EXTRACTED TEXT:
From education to employment

Fund colleges ‘in-year’ to avoid damaging the prospects of growing number of students

The Association of Colleges (@AoC_info) has warned Treasury to factor in funding for 90,000 extra young people in education by 2024/5 at a cost of £500million. That growth will come from the combined impact of population growth, decreasing apprenticeship starts and a tough labour market but without planned funding increases, places might be hard to find. 

Similar growth in undergraduates will be fully-funded whereas colleges are supposed to take on the financial costs of meeting extra demand a year ahead of being fully funded for them. Today’s report Forecasting 16 to 18 education growth to 2030 argues that this formula risks leaving behind the students with the lowest grades, or those with no GSCEs at all, as the number of students in colleges is set to rise by 200,000 by 2030. 

Demographic shift accounts for some of this increase, but further factors set out in the report show the reduction in the number of young people accessing apprenticeships and steep reductions in job opportunities in sectors like retail will result in a growing demand for college places, squeezing out the most disadvantaged.

TASKS:
1. According to the article on college funding, by how much is the number of students in colleges expected to rise by 2030?
2. Continue the article on college funding from the point where it stops.

DATASET EXTRACT:
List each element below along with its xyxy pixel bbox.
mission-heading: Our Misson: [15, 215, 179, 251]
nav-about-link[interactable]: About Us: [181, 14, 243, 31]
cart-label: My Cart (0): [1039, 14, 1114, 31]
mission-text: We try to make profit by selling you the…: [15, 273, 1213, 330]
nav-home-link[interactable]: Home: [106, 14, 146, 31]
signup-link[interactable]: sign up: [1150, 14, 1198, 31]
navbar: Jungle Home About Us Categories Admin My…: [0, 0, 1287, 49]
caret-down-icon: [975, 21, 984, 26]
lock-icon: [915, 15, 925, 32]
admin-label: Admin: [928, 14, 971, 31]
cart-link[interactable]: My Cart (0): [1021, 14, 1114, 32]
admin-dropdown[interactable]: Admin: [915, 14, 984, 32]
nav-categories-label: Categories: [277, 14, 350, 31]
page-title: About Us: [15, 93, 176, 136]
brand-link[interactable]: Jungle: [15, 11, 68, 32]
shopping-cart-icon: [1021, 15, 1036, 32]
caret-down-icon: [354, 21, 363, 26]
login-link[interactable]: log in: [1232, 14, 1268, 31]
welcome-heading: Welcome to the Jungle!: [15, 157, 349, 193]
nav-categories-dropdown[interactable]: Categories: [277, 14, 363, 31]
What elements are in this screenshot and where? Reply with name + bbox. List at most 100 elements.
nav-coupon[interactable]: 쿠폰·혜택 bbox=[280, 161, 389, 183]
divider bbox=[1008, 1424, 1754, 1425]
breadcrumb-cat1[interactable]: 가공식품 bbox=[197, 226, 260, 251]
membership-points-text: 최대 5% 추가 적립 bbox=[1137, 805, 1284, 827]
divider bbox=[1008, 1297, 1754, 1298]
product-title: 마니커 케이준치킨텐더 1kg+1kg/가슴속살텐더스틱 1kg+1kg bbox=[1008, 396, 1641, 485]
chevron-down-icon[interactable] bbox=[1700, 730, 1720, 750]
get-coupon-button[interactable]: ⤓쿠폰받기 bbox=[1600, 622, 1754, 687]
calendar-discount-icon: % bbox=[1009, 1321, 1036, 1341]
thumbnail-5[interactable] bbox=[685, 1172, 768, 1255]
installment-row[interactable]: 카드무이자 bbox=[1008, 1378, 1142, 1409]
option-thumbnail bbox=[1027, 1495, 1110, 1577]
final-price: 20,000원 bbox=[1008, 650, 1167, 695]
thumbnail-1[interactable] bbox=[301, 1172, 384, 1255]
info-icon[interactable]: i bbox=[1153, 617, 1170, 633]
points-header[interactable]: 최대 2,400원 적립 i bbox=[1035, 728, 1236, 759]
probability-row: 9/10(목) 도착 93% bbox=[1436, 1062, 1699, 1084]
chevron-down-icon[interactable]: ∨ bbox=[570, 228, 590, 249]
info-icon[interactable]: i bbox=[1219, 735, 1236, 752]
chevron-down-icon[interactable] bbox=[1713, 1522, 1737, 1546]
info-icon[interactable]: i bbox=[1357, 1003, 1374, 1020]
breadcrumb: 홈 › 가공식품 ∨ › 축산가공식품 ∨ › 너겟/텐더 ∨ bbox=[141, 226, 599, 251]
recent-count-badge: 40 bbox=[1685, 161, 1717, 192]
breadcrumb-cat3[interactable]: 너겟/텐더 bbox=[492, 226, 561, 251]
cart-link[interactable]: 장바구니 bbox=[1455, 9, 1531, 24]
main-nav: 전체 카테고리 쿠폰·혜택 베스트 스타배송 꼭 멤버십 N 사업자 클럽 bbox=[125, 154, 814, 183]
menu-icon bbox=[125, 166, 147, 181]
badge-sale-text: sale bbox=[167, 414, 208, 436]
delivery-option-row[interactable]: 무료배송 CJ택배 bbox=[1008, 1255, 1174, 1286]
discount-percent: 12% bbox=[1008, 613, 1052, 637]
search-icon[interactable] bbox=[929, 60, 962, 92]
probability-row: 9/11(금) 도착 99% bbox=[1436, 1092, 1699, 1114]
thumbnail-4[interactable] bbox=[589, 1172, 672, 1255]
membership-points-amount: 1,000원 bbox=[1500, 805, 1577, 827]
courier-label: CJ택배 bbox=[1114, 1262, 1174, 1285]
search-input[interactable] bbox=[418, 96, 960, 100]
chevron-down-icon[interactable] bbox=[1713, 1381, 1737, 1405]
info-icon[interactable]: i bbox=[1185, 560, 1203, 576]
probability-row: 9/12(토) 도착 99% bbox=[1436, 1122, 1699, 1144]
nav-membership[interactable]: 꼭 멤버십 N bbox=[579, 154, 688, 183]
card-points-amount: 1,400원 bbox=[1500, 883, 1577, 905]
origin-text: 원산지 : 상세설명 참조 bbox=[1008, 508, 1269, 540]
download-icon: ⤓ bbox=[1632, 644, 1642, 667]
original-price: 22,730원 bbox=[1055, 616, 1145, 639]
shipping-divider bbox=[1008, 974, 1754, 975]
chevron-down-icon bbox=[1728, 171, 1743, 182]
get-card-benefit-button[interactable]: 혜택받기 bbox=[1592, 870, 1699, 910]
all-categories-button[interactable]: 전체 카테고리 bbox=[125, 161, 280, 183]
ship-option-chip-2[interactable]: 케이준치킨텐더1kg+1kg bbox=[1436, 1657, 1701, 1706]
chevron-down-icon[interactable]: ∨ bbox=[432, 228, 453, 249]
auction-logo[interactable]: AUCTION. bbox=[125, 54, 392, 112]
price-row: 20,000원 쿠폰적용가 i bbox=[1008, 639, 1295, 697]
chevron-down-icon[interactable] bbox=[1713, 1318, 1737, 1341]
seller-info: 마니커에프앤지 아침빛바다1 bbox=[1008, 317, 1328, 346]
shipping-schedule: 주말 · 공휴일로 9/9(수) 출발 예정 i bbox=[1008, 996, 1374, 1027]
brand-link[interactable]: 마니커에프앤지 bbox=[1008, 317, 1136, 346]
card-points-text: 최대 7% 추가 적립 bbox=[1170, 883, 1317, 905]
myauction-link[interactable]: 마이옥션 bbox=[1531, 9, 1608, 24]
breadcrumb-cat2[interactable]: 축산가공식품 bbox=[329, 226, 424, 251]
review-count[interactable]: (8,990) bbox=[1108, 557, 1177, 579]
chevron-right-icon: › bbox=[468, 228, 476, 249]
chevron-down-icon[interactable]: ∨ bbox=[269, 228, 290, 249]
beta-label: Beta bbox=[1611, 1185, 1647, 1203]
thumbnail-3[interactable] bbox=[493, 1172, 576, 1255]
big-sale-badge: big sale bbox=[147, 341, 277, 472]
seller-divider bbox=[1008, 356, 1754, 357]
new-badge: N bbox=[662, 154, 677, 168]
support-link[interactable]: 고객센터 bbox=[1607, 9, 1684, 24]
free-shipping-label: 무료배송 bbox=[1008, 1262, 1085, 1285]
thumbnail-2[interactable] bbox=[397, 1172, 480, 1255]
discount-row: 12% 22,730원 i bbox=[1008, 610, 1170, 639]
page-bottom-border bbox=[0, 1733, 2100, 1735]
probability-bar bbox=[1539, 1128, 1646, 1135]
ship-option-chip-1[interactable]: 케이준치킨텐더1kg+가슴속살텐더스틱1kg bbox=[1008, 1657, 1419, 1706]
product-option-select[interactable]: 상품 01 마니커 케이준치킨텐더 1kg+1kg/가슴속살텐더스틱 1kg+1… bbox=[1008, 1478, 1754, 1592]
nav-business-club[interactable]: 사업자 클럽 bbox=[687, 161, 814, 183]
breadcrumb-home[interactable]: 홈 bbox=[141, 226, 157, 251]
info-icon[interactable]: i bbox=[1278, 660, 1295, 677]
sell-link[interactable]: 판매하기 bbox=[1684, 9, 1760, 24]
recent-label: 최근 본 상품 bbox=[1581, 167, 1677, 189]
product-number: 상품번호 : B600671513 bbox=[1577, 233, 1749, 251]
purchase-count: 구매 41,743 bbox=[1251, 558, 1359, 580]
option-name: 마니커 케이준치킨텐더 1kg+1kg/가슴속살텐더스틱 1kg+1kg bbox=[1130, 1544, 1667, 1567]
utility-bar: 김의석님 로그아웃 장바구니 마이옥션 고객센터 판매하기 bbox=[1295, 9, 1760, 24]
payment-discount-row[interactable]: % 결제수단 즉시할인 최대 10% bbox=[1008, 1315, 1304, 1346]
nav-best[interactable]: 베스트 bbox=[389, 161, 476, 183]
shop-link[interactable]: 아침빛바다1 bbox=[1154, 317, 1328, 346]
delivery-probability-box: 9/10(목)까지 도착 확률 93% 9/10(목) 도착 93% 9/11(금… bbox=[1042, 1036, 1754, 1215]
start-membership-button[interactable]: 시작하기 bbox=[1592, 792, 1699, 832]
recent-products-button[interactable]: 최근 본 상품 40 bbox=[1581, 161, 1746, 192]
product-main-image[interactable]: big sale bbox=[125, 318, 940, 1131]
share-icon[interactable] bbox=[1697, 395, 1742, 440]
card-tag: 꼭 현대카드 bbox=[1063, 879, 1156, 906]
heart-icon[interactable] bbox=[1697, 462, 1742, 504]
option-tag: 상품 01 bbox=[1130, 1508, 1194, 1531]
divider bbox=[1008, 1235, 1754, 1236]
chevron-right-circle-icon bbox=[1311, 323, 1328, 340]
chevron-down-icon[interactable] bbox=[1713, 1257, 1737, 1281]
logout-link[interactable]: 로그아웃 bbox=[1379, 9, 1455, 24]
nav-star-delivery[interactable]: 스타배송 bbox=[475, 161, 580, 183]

RESPONSES TO THE TASKS:
1. By 200,000.

2.
Association of Colleges anticipates: 

  • Incremental increases in the 16 to 18-year-old population (approximately 2% per year) until 2028, combined with shrinking apprentice numbers, a tough labour market and the impact of the way GCSEs were graded during the pandemic will all impact on learner numbers

  • There will be 90,000 more young people in education by 2024-5 and a further 100,000 in the second half of the 2020s.

  • The cost of funding additional students in 2024/5 is £500 million.

  • The one-year lag funding formula will hit the most disadvantaged and lowest attaining students the hardest as numbers of 16 to 18-year-olds in colleges rise

To plan for and combat these challenges, Association of Colleges is calling for:

  • The Department for Education to annually publish student number projections covering 16, 17 and 18-year-olds. Currently, DfE do not collect annual projections of numbers in state-funded education beyond the age of 15 despite the fact the participation age in law is now 18.

  • A guarantee that extra 16 to 18-year-olds recruited will be fully-funded, to ensure colleges can provide the support needed for everyone, no matter their background or circumstance.

  • HM Treasury to provide a longer-term revenue and capital budget for 16 to 18 education that anticipates demographic trends in the spending review.

Chief Executive of AoC, the national voice for colleges in England, David Hughes said: 

“The lack of official projection data on student numbers combined with a lagged funding formula will make it increasingly difficult for colleges to cater for every student. The government wants more students to study in colleges but is not providing the funding needed and things will get worse as numbers rise, every year over the next decade. 

DfE and the Treasury need to provide guarantee full-funding for every student recruited, much the same way they do for universities, to ensure colleges are not left out on a limb and young people get the education they deserve.”